**EXERCISE TASK**
Select every line below containing the word "JSON".

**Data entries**
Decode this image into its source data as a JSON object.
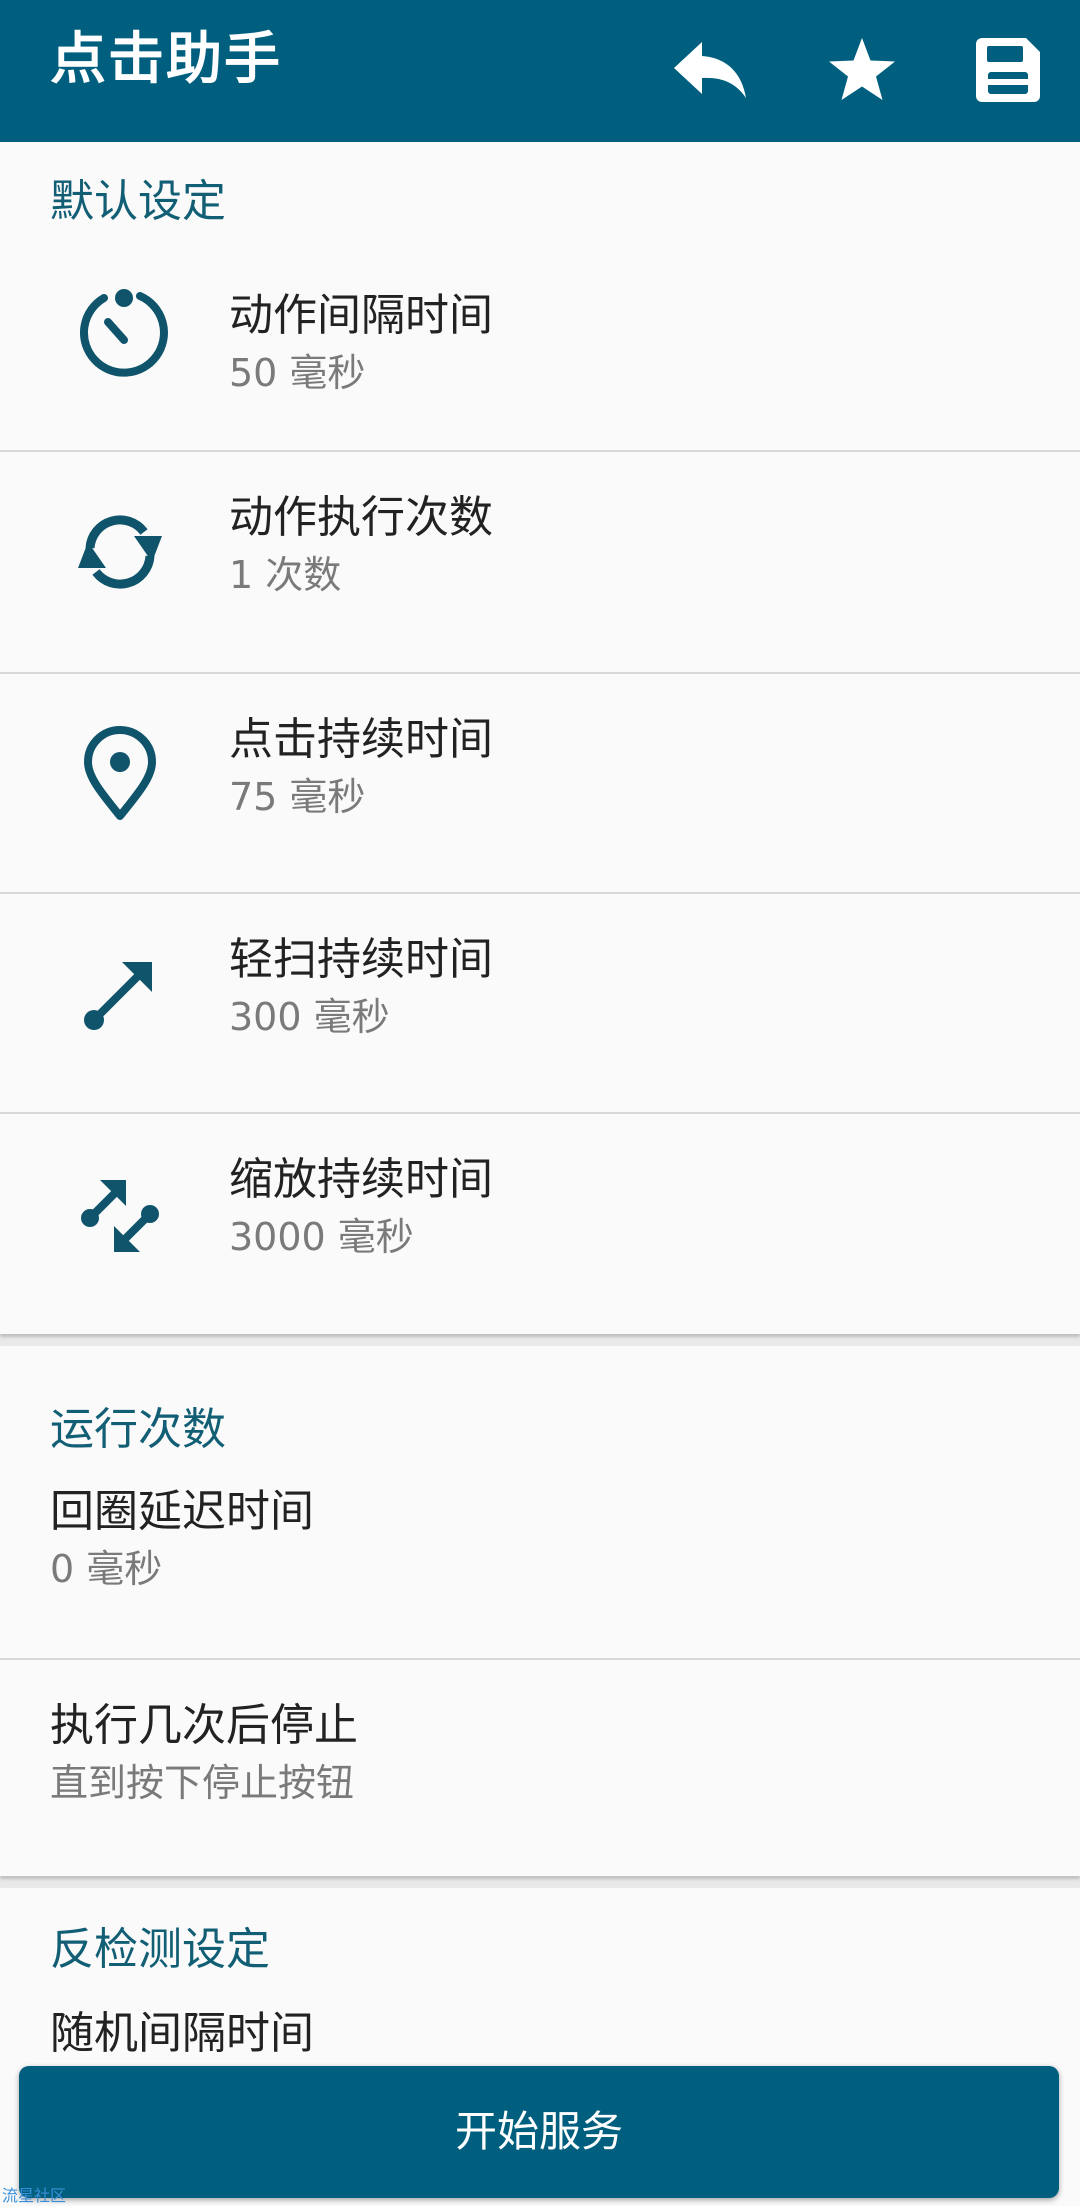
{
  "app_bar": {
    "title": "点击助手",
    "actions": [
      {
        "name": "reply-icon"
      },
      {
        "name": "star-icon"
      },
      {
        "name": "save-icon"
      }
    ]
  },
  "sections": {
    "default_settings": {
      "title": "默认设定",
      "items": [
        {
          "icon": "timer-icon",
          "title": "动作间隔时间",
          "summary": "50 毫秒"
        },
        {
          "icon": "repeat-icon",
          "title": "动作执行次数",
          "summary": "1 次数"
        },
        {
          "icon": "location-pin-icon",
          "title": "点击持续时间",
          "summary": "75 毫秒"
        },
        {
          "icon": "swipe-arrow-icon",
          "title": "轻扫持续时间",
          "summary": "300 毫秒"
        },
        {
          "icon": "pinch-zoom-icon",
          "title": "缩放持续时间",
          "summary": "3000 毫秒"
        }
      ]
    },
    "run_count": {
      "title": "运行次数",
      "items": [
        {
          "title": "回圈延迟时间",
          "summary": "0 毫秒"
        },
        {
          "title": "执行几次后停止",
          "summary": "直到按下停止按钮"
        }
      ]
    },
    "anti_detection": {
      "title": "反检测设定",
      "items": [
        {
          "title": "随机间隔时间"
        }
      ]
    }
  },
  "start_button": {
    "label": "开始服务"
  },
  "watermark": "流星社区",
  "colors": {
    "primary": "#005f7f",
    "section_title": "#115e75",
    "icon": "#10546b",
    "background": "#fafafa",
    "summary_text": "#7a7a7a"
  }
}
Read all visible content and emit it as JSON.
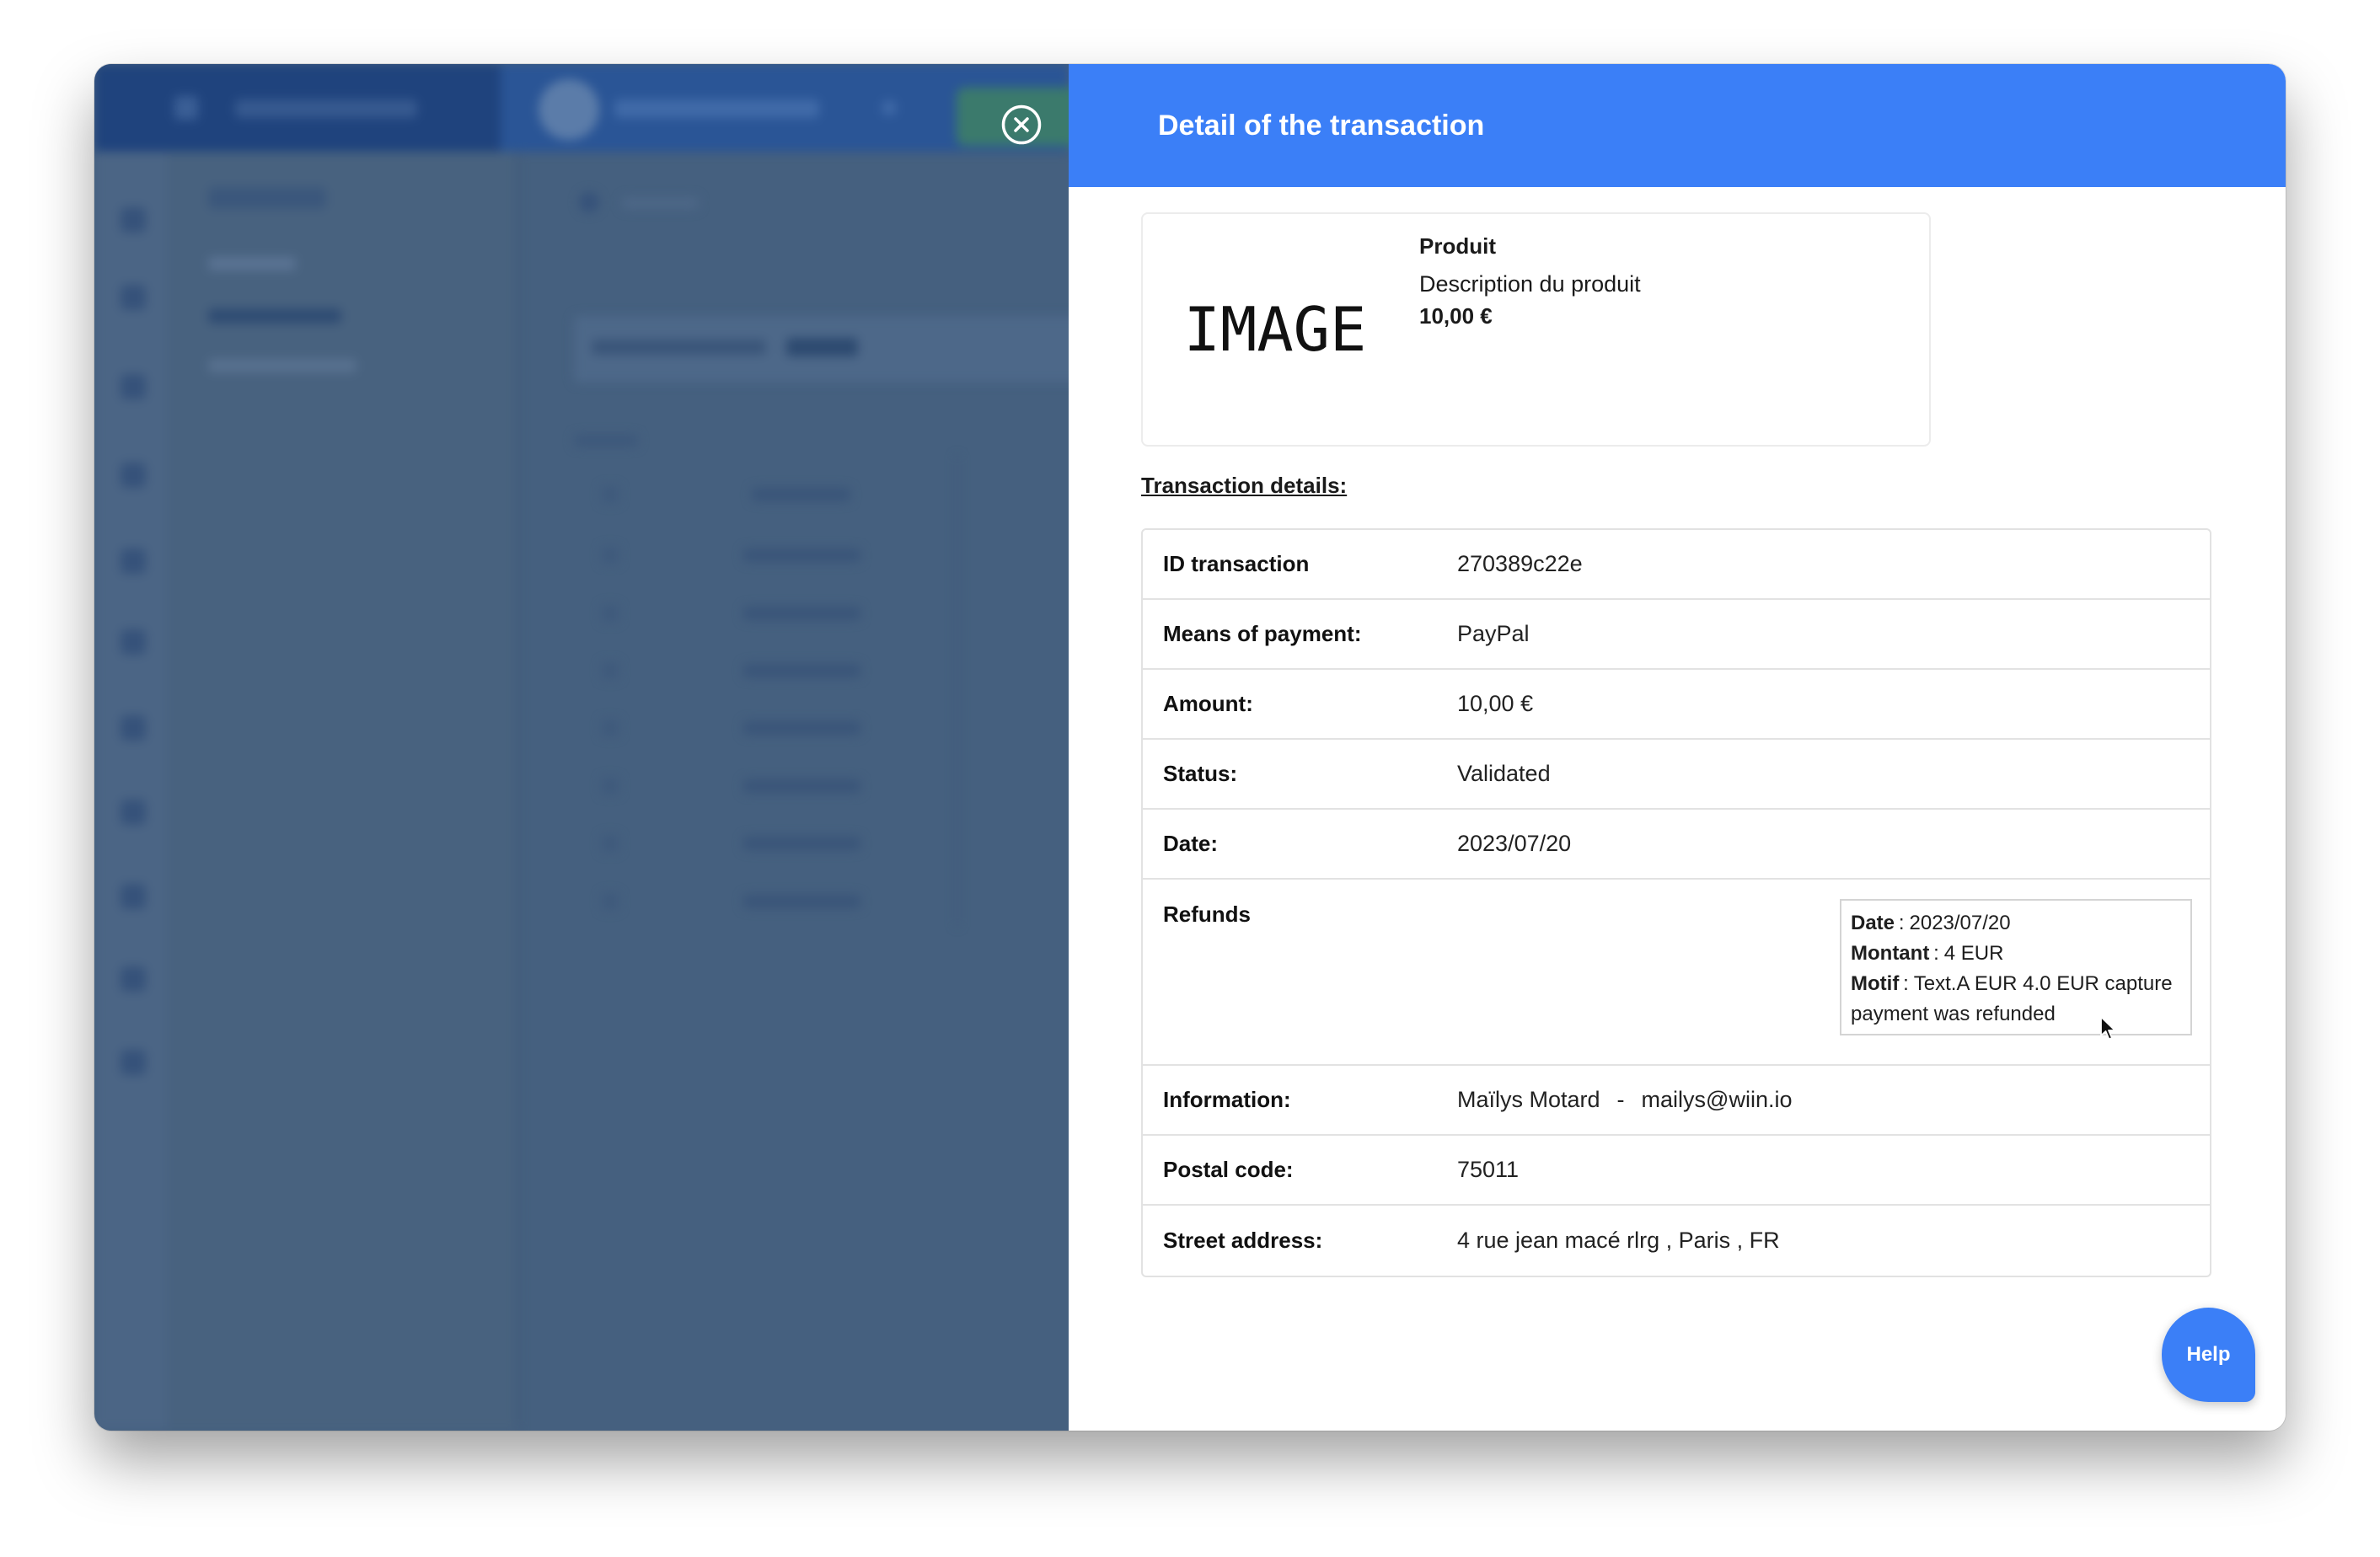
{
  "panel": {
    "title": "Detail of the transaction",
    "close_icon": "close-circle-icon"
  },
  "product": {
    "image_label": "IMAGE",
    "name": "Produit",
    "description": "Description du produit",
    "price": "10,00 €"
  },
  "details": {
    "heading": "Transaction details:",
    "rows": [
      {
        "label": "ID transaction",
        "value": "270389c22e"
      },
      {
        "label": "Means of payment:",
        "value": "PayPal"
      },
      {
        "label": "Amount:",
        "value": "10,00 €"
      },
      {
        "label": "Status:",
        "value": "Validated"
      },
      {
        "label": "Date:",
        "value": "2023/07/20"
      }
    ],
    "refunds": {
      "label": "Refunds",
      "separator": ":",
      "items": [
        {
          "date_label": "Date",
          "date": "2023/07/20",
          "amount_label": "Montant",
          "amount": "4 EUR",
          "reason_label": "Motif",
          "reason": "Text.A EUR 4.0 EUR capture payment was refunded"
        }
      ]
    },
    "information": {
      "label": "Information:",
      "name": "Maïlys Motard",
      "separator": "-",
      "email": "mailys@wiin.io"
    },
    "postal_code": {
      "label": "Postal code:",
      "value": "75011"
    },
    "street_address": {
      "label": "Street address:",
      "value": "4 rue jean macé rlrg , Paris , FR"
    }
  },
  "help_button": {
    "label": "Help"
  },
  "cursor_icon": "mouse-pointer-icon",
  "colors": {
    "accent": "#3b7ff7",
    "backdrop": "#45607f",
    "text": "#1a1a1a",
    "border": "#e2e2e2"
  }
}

**THE REPLY**
Decode this image into its source data as a JSON object.
Read all visible content and emit it as JSON.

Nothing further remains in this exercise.